■ TASK OBJECTIVE ■
Please repeat the data below, replacing every instance of "青年干部" with "青年同志" and leaving everything else unchanged.

## Start DATASET RECORDS

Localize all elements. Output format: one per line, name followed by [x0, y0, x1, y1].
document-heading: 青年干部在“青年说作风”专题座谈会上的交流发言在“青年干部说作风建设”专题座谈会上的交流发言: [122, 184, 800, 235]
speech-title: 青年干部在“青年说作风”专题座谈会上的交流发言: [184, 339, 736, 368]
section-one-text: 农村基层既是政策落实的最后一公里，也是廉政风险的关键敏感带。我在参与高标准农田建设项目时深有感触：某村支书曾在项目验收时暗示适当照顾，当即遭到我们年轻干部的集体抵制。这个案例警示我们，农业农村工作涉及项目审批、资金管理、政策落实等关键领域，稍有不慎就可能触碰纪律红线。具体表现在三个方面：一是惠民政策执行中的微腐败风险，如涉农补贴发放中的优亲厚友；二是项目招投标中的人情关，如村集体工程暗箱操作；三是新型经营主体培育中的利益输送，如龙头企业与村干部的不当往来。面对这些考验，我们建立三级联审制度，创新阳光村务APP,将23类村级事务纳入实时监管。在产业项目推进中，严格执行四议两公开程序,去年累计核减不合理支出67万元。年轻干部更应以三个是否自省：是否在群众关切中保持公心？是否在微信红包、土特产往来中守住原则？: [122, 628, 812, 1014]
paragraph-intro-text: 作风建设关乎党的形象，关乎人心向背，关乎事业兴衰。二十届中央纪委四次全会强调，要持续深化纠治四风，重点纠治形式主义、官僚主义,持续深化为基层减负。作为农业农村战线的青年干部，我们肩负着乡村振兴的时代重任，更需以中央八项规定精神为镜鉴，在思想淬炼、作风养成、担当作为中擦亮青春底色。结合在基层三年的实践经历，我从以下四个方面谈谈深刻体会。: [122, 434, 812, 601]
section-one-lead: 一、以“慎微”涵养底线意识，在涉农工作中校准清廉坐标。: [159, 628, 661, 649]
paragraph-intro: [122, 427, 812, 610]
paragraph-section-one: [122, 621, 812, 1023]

## End DATASET RECORDS

■ OUTPUT BELOW ■
Localize all elements. Output format: one per line, name followed by [x0, y0, x1, y1].
document-heading: 青年同志在“青年说作风”专题座谈会上的交流发言在“青年同志说作风建设”专题座谈会上的交流发言: [122, 184, 800, 235]
speech-title: 青年同志在“青年说作风”专题座谈会上的交流发言: [184, 339, 736, 368]
section-one-text: 农村基层既是政策落实的最后一公里，也是廉政风险的关键敏感带。我在参与高标准农田建设项目时深有感触：某村支书曾在项目验收时暗示适当照顾，当即遭到我们年轻干部的集体抵制。这个案例警示我们，农业农村工作涉及项目审批、资金管理、政策落实等关键领域，稍有不慎就可能触碰纪律红线。具体表现在三个方面：一是惠民政策执行中的微腐败风险，如涉农补贴发放中的优亲厚友；二是项目招投标中的人情关，如村集体工程暗箱操作；三是新型经营主体培育中的利益输送，如龙头企业与村干部的不当往来。面对这些考验，我们建立三级联审制度，创新阳光村务APP,将23类村级事务纳入实时监管。在产业项目推进中，严格执行四议两公开程序,去年累计核减不合理支出67万元。年轻干部更应以三个是否自省：是否在群众关切中保持公心？是否在微信红包、土特产往来中守住原则？: [122, 628, 812, 1014]
paragraph-intro-text: 作风建设关乎党的形象，关乎人心向背，关乎事业兴衰。二十届中央纪委四次全会强调，要持续深化纠治四风，重点纠治形式主义、官僚主义,持续深化为基层减负。作为农业农村战线的青年同志，我们肩负着乡村振兴的时代重任，更需以中央八项规定精神为镜鉴，在思想淬炼、作风养成、担当作为中擦亮青春底色。结合在基层三年的实践经历，我从以下四个方面谈谈深刻体会。: [122, 434, 812, 601]
section-one-lead: 一、以“慎微”涵养底线意识，在涉农工作中校准清廉坐标。: [159, 628, 661, 649]
paragraph-intro: [122, 427, 812, 610]
paragraph-section-one: [122, 621, 812, 1023]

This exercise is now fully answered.